- Task brief
Go through the records line by line and work out how many lines hold the word "tribunal". Answer with the number only.

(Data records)
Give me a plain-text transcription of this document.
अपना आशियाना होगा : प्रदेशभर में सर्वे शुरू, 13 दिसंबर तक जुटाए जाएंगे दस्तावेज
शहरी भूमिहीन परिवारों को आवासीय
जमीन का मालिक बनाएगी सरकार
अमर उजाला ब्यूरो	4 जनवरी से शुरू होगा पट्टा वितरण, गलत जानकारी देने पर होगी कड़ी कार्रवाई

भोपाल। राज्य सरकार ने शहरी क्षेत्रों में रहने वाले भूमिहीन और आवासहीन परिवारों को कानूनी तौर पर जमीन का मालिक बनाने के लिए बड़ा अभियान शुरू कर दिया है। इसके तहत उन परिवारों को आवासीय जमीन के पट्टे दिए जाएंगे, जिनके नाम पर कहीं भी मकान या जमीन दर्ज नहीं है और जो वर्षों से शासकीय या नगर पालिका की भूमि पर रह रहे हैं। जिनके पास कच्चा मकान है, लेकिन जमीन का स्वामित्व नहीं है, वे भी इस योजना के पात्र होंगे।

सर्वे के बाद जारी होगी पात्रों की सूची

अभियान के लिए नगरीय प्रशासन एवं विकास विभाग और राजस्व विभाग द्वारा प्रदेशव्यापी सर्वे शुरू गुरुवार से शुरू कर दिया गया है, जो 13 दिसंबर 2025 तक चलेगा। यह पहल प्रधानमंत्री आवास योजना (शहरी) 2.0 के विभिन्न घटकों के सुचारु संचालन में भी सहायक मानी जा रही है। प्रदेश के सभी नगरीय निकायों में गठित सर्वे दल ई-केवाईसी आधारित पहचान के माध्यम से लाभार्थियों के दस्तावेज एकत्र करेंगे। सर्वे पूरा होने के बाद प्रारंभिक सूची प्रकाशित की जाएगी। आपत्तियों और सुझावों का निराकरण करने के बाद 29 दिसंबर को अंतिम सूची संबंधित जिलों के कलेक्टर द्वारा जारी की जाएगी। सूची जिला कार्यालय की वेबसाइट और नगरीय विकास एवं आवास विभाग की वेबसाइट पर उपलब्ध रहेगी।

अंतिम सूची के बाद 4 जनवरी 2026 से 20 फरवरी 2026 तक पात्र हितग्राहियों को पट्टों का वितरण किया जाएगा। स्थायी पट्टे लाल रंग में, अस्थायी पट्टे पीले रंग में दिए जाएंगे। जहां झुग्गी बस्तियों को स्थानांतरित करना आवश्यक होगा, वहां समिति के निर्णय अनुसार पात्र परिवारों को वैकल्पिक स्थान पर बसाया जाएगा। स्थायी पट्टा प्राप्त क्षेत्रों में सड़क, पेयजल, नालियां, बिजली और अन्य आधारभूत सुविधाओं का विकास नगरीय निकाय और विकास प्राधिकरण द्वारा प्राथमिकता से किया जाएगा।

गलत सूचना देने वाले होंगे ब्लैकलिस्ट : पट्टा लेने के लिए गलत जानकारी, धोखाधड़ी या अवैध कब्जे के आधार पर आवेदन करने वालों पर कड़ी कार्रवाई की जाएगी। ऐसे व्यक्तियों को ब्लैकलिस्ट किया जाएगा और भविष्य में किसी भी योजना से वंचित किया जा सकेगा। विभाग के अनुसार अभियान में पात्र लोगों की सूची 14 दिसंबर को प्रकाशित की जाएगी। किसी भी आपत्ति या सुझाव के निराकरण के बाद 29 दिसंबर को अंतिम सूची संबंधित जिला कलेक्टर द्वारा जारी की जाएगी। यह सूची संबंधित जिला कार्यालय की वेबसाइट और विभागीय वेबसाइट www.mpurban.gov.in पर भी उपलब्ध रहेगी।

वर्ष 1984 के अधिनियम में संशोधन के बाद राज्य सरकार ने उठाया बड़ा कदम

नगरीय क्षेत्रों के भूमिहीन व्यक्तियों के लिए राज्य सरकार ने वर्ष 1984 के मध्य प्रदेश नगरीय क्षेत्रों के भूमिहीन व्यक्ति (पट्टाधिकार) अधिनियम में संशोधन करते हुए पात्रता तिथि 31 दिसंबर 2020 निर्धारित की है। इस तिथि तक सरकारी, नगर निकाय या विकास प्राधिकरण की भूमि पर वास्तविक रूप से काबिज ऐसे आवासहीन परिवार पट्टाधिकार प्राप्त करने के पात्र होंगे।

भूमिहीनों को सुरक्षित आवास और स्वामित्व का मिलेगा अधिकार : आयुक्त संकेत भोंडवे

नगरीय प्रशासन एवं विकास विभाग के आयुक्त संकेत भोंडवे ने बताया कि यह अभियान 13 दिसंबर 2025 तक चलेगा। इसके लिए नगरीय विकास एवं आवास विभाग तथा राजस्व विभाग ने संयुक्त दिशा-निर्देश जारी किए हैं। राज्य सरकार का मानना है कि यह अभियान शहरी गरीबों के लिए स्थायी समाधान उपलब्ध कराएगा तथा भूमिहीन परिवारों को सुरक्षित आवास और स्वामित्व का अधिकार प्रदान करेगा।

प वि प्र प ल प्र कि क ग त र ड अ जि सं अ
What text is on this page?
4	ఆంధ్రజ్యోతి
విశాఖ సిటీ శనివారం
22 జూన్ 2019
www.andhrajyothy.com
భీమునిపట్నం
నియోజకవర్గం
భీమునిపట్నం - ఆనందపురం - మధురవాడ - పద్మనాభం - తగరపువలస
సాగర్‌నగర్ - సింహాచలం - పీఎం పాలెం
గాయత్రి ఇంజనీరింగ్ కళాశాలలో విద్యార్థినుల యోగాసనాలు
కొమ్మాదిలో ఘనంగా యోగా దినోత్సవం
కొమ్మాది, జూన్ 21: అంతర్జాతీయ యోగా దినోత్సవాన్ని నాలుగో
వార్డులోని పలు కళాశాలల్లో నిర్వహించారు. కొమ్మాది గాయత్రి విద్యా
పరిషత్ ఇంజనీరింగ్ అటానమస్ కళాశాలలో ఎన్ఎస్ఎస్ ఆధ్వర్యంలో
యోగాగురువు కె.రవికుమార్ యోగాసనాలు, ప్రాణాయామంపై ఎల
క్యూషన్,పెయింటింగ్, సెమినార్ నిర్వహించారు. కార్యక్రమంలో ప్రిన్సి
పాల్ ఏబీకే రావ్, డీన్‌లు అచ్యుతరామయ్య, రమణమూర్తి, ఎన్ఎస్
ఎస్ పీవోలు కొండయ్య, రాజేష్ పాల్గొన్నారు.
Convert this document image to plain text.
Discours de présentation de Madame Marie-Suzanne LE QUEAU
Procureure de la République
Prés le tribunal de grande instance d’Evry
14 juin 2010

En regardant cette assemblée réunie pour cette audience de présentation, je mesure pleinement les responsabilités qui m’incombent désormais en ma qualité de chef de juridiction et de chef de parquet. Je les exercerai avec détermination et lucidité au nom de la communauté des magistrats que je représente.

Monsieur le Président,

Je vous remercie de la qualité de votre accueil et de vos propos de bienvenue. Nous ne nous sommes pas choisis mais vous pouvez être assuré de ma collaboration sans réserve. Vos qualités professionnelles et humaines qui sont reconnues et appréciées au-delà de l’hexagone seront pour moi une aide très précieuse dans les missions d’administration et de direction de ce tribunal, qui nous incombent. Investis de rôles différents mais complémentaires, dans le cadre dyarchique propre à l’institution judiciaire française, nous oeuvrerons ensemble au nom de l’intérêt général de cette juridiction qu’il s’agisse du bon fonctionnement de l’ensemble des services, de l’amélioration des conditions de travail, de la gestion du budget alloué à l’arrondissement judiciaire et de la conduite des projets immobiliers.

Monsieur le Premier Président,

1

- Answer for the task
2